◆ TASK DETAILS
Print the listing as it stands, omitting all images.

++++++++++

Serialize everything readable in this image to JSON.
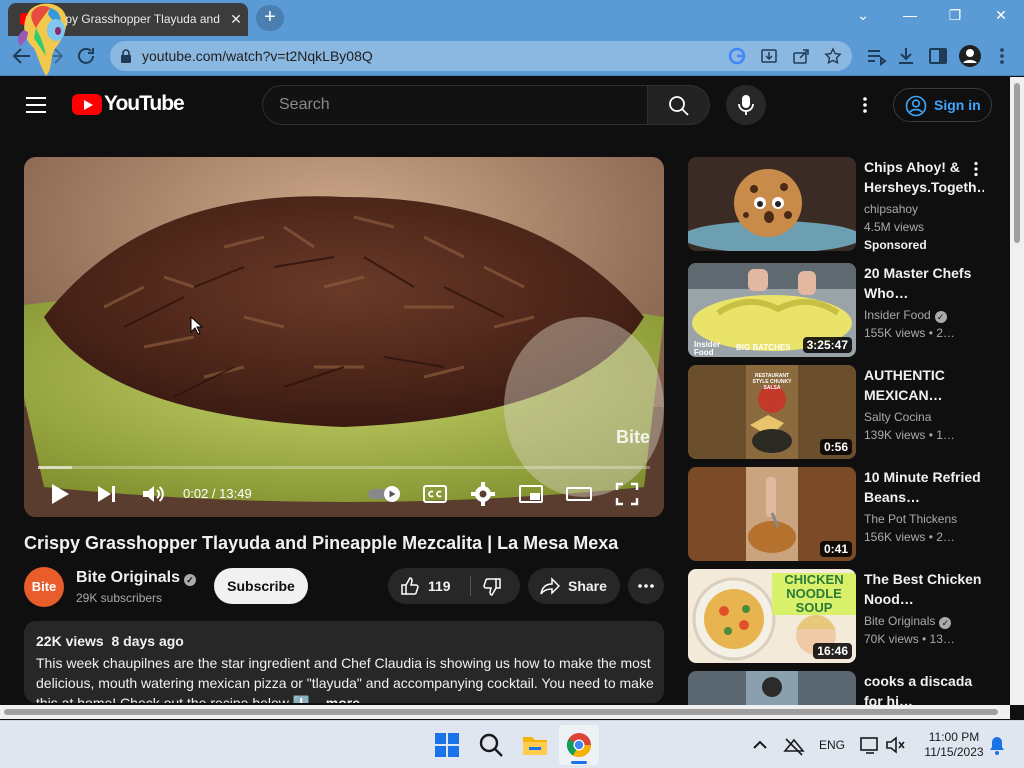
{
  "browser": {
    "tab_title": "Crispy Grasshopper Tlayuda and",
    "tab_close": "✕",
    "new_tab": "+",
    "url": "youtube.com/watch?v=t2NqkLBy08Q",
    "window_controls": [
      "⌄",
      "—",
      "❐",
      "✕"
    ]
  },
  "youtube": {
    "logo_text": "YouTube",
    "search_placeholder": "Search",
    "sign_in": "Sign in"
  },
  "player": {
    "watermark": "Bite",
    "time": "0:02 / 13:49",
    "progress_fraction": 0.055
  },
  "video": {
    "title": "Crispy Grasshopper Tlayuda and Pineapple Mezcalita | La Mesa Mexa",
    "channel_avatar_text": "Bite",
    "channel_name": "Bite Originals",
    "subscribers": "29K subscribers",
    "subscribe_label": "Subscribe",
    "likes": "119",
    "share_label": "Share"
  },
  "description": {
    "meta": "22K views  8 days ago",
    "text": "This week chaupilnes are the star ingredient and Chef Claudia is showing us how to make the most delicious, mouth watering mexican pizza or \"tlayuda\" and accompanying cocktail. You need to make this at home! Check out the recipe below ⬇️",
    "more": "...more"
  },
  "recommendations": [
    {
      "title": "Chips Ahoy! & Hersheys.Togeth…",
      "channel": "chipsahoy",
      "views": "4.5M views",
      "sponsored": "Sponsored",
      "duration": "",
      "verified": false
    },
    {
      "title": "20 Master Chefs Who…",
      "channel": "Insider Food",
      "views": "155K views  • 2…",
      "duration": "3:25:47",
      "verified": true
    },
    {
      "title": "AUTHENTIC MEXICAN…",
      "channel": "Salty Cocina",
      "views": "139K views  • 1…",
      "duration": "0:56",
      "verified": false
    },
    {
      "title": "10 Minute Refried Beans…",
      "channel": "The Pot Thickens",
      "views": "156K views  • 2…",
      "duration": "0:41",
      "verified": false
    },
    {
      "title": "The Best Chicken Nood…",
      "channel": "Bite Originals",
      "views": "70K views  • 13…",
      "duration": "16:46",
      "verified": true
    },
    {
      "title": "cooks a discada for hi…",
      "channel": "",
      "views": "",
      "duration": "",
      "verified": false
    }
  ],
  "thumb_text": {
    "insider_food": "Insider Food",
    "big_batches": "BIG BATCHES",
    "salsa": "RESTAURANT STYLE CHUNKY SALSA",
    "chicken_soup": "CHICKEN NOODLE SOUP"
  },
  "taskbar": {
    "lang": "ENG",
    "time": "11:00 PM",
    "date": "11/15/2023"
  },
  "colors": {
    "youtube_red": "#ff0000",
    "link_blue": "#3ea6ff",
    "chrome_blue": "#5b9bd5"
  }
}
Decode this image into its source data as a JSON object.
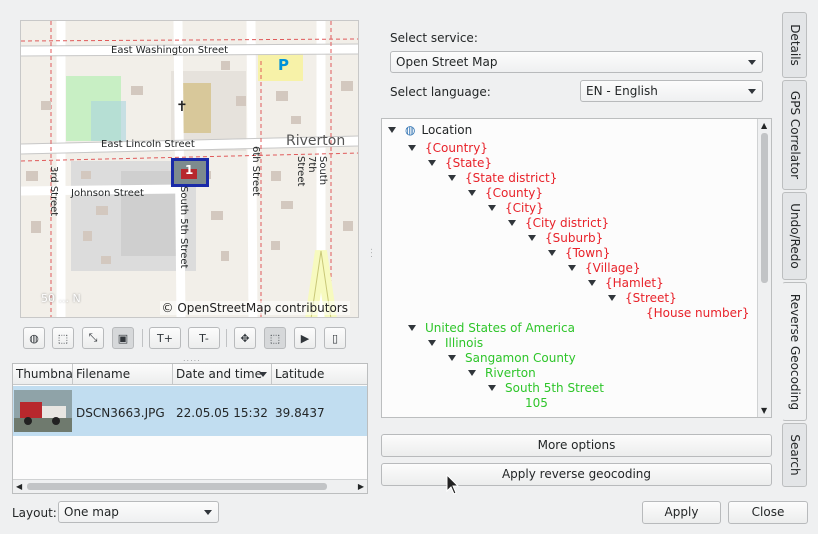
{
  "map": {
    "labels": {
      "street_top": "East Washington Street",
      "street_lincoln": "East Lincoln Street",
      "city": "Riverton",
      "street_3rd": "3rd Street",
      "street_johnson": "Johnson Street",
      "street_south5": "South 5th Street",
      "street_6th": "6th Street",
      "street_south7": "South 7th Street",
      "parking": "P",
      "marker_count": "1"
    },
    "attribution": "© OpenStreetMap contributors",
    "scale": "50 ... N"
  },
  "toolbar": {
    "buttons": [
      {
        "name": "globe-icon",
        "glyph": "◍"
      },
      {
        "name": "zoom-region-icon",
        "glyph": "⬚"
      },
      {
        "name": "zoom-fit-icon",
        "glyph": "⤡"
      },
      {
        "name": "thumbnails-icon",
        "glyph": "▣"
      },
      {
        "name": "thumbnail-larger-button",
        "glyph": "T+"
      },
      {
        "name": "thumbnail-smaller-button",
        "glyph": "T-"
      },
      {
        "name": "pan-icon",
        "glyph": "✥"
      },
      {
        "name": "select-region-icon",
        "glyph": "⬚"
      },
      {
        "name": "pointer-icon",
        "glyph": "▶"
      },
      {
        "name": "bookmark-icon",
        "glyph": "▯"
      }
    ]
  },
  "table": {
    "headers": [
      "Thumbna",
      "Filename",
      "Date and time",
      "Latitude"
    ],
    "rows": [
      {
        "filename": "DSCN3663.JPG",
        "datetime": "22.05.05 15:32",
        "latitude": "39.8437"
      }
    ]
  },
  "layout": {
    "label": "Layout:",
    "value": "One map"
  },
  "service": {
    "label": "Select service:",
    "value": "Open Street Map"
  },
  "language": {
    "label": "Select language:",
    "value": "EN - English"
  },
  "tree": {
    "root": "Location",
    "template": [
      "{Country}",
      "{State}",
      "{State district}",
      "{County}",
      "{City}",
      "{City district}",
      "{Suburb}",
      "{Town}",
      "{Village}",
      "{Hamlet}",
      "{Street}",
      "{House number}"
    ],
    "result": [
      "United States of America",
      "Illinois",
      "Sangamon County",
      "Riverton",
      "South 5th Street",
      "105"
    ]
  },
  "buttons": {
    "more_options": "More options",
    "apply_geocoding": "Apply reverse geocoding",
    "apply": "Apply",
    "close": "Close"
  },
  "tabs": [
    "Details",
    "GPS Correlator",
    "Undo/Redo",
    "Reverse Geocoding",
    "Search"
  ],
  "colors": {
    "template_tags": "#e8222a",
    "result_values": "#2ec52a",
    "selection": "#c1ddf0"
  }
}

++++++++++

◆ EXERCISE ANSWER
Serialize everything readable in this image to JSON.
{
  "browser": {
    "tab_title": "Crispy Grasshopper Tlayuda and",
    "tab_close": "✕",
    "new_tab": "+",
    "url": "youtube.com/watch?v=t2NqkLBy08Q",
    "window_controls": [
      "⌄",
      "—",
      "❐",
      "✕"
    ]
  },
  "youtube": {
    "logo_text": "YouTube",
    "search_placeholder": "Search",
    "sign_in": "Sign in"
  },
  "player": {
    "watermark": "Bite",
    "time": "0:02 / 13:49",
    "progress_fraction": 0.055
  },
  "video": {
    "title": "Crispy Grasshopper Tlayuda and Pineapple Mezcalita | La Mesa Mexa",
    "channel_avatar_text": "Bite",
    "channel_name": "Bite Originals",
    "subscribers": "29K subscribers",
    "subscribe_label": "Subscribe",
    "likes": "119",
    "share_label": "Share"
  },
  "description": {
    "meta": "22K views  8 days ago",
    "text": "This week chaupilnes are the star ingredient and Chef Claudia is showing us how to make the most delicious, mouth watering mexican pizza or \"tlayuda\" and accompanying cocktail. You need to make this at home! Check out the recipe below ⬇️",
    "more": "...more"
  },
  "recommendations": [
    {
      "title": "Chips Ahoy! & Hersheys.Togeth…",
      "channel": "chipsahoy",
      "views": "4.5M views",
      "sponsored": "Sponsored",
      "duration": "",
      "verified": false
    },
    {
      "title": "20 Master Chefs Who…",
      "channel": "Insider Food",
      "views": "155K views  • 2…",
      "duration": "3:25:47",
      "verified": true
    },
    {
      "title": "AUTHENTIC MEXICAN…",
      "channel": "Salty Cocina",
      "views": "139K views  • 1…",
      "duration": "0:56",
      "verified": false
    },
    {
      "title": "10 Minute Refried Beans…",
      "channel": "The Pot Thickens",
      "views": "156K views  • 2…",
      "duration": "0:41",
      "verified": false
    },
    {
      "title": "The Best Chicken Nood…",
      "channel": "Bite Originals",
      "views": "70K views  • 13…",
      "duration": "16:46",
      "verified": true
    },
    {
      "title": "cooks a discada for hi…",
      "channel": "",
      "views": "",
      "duration": "",
      "verified": false
    }
  ],
  "thumb_text": {
    "insider_food": "Insider Food",
    "big_batches": "BIG BATCHES",
    "salsa": "RESTAURANT STYLE CHUNKY SALSA",
    "chicken_soup": "CHICKEN NOODLE SOUP"
  },
  "taskbar": {
    "lang": "ENG",
    "time": "11:00 PM",
    "date": "11/15/2023"
  },
  "colors": {
    "youtube_red": "#ff0000",
    "link_blue": "#3ea6ff",
    "chrome_blue": "#5b9bd5"
  }
}
Decode this image into its source data as a JSON object.
{
  "map": {
    "labels": {
      "street_top": "East Washington Street",
      "street_lincoln": "East Lincoln Street",
      "city": "Riverton",
      "street_3rd": "3rd Street",
      "street_johnson": "Johnson Street",
      "street_south5": "South 5th Street",
      "street_6th": "6th Street",
      "street_south7": "South 7th Street",
      "parking": "P",
      "marker_count": "1"
    },
    "attribution": "© OpenStreetMap contributors",
    "scale": "50 ... N"
  },
  "toolbar": {
    "buttons": [
      {
        "name": "globe-icon",
        "glyph": "◍"
      },
      {
        "name": "zoom-region-icon",
        "glyph": "⬚"
      },
      {
        "name": "zoom-fit-icon",
        "glyph": "⤡"
      },
      {
        "name": "thumbnails-icon",
        "glyph": "▣"
      },
      {
        "name": "thumbnail-larger-button",
        "glyph": "T+"
      },
      {
        "name": "thumbnail-smaller-button",
        "glyph": "T-"
      },
      {
        "name": "pan-icon",
        "glyph": "✥"
      },
      {
        "name": "select-region-icon",
        "glyph": "⬚"
      },
      {
        "name": "pointer-icon",
        "glyph": "▶"
      },
      {
        "name": "bookmark-icon",
        "glyph": "▯"
      }
    ]
  },
  "table": {
    "headers": [
      "Thumbna",
      "Filename",
      "Date and time",
      "Latitude"
    ],
    "rows": [
      {
        "filename": "DSCN3663.JPG",
        "datetime": "22.05.05 15:32",
        "latitude": "39.8437"
      }
    ]
  },
  "layout": {
    "label": "Layout:",
    "value": "One map"
  },
  "service": {
    "label": "Select service:",
    "value": "Open Street Map"
  },
  "language": {
    "label": "Select language:",
    "value": "EN - English"
  },
  "tree": {
    "root": "Location",
    "template": [
      "{Country}",
      "{State}",
      "{State district}",
      "{County}",
      "{City}",
      "{City district}",
      "{Suburb}",
      "{Town}",
      "{Village}",
      "{Hamlet}",
      "{Street}",
      "{House number}"
    ],
    "result": [
      "United States of America",
      "Illinois",
      "Sangamon County",
      "Riverton",
      "South 5th Street",
      "105"
    ]
  },
  "buttons": {
    "more_options": "More options",
    "apply_geocoding": "Apply reverse geocoding",
    "apply": "Apply",
    "close": "Close"
  },
  "tabs": [
    "Details",
    "GPS Correlator",
    "Undo/Redo",
    "Reverse Geocoding",
    "Search"
  ],
  "colors": {
    "template_tags": "#e8222a",
    "result_values": "#2ec52a",
    "selection": "#c1ddf0"
  }
}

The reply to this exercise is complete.